▶ Aim of the task:
Locate the line containing "OCR this image." in the material below; repeat it and every line after it, exactly as written.

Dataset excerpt
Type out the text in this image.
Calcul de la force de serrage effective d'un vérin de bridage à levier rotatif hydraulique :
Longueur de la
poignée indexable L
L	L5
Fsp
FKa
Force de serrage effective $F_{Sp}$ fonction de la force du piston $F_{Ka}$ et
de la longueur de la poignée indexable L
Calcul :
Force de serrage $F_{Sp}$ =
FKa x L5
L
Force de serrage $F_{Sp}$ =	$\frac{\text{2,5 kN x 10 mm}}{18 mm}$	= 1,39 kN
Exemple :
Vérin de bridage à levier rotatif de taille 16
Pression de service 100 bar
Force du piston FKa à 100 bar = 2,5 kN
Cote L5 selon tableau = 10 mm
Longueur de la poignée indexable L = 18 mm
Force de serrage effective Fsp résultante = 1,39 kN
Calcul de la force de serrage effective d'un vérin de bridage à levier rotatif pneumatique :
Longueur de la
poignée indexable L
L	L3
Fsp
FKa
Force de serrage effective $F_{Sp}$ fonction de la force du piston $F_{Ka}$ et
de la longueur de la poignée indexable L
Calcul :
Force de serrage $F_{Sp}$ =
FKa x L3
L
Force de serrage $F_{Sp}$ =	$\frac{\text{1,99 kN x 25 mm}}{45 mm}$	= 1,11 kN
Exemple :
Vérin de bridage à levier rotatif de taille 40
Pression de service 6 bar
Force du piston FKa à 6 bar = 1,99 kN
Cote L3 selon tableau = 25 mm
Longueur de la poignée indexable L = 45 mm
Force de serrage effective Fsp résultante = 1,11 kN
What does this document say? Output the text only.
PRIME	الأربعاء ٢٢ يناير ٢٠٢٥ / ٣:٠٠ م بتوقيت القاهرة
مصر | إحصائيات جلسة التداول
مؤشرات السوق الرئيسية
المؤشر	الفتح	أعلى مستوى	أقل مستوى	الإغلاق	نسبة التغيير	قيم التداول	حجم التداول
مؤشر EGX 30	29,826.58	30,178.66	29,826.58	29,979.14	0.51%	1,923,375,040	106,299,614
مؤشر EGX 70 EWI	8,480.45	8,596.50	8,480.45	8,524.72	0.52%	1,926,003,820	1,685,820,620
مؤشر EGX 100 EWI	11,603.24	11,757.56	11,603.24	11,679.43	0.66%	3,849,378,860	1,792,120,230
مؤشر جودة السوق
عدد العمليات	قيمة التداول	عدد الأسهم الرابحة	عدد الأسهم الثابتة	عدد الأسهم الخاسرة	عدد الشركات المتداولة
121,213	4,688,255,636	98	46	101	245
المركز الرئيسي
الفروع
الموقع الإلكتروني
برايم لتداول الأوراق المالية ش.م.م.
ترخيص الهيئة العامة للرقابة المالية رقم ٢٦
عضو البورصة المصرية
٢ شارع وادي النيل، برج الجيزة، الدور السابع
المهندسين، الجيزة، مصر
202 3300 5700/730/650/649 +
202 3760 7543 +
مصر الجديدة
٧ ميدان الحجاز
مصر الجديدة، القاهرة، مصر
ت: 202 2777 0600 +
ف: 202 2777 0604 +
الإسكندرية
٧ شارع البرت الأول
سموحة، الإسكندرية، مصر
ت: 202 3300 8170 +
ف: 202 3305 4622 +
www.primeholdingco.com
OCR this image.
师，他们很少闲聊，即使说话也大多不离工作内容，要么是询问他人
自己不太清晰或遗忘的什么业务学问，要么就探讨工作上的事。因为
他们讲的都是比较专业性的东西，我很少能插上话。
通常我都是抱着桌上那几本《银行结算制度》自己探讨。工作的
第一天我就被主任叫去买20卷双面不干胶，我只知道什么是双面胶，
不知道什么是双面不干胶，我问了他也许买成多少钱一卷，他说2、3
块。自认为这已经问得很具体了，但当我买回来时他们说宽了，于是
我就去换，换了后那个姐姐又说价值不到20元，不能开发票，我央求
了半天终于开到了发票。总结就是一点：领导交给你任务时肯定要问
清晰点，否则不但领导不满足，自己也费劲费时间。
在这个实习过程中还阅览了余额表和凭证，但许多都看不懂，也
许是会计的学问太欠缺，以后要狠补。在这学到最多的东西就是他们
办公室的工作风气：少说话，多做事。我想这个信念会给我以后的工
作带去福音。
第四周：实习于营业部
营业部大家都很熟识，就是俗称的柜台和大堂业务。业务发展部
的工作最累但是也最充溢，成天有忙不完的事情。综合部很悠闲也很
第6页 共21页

▶ Solution to this problem:
OCR this image.
师，他们很少闲聊，即使说话也大多不离工作内容，要么是询问他人
自己不太清晰或遗忘的什么业务学问，要么就探讨工作上的事。因为
他们讲的都是比较专业性的东西，我很少能插上话。
通常我都是抱着桌上那几本《银行结算制度》自己探讨。工作的
第一天我就被主任叫去买20卷双面不干胶，我只知道什么是双面胶，
不知道什么是双面不干胶，我问了他也许买成多少钱一卷，他说2、3
块。自认为这已经问得很具体了，但当我买回来时他们说宽了，于是
我就去换，换了后那个姐姐又说价值不到20元，不能开发票，我央求
了半天终于开到了发票。总结就是一点：领导交给你任务时肯定要问
清晰点，否则不但领导不满足，自己也费劲费时间。
在这个实习过程中还阅览了余额表和凭证，但许多都看不懂，也
许是会计的学问太欠缺，以后要狠补。在这学到最多的东西就是他们
办公室的工作风气：少说话，多做事。我想这个信念会给我以后的工
作带去福音。
第四周：实习于营业部
营业部大家都很熟识，就是俗称的柜台和大堂业务。业务发展部
的工作最累但是也最充溢，成天有忙不完的事情。综合部很悠闲也很
第6页 共21页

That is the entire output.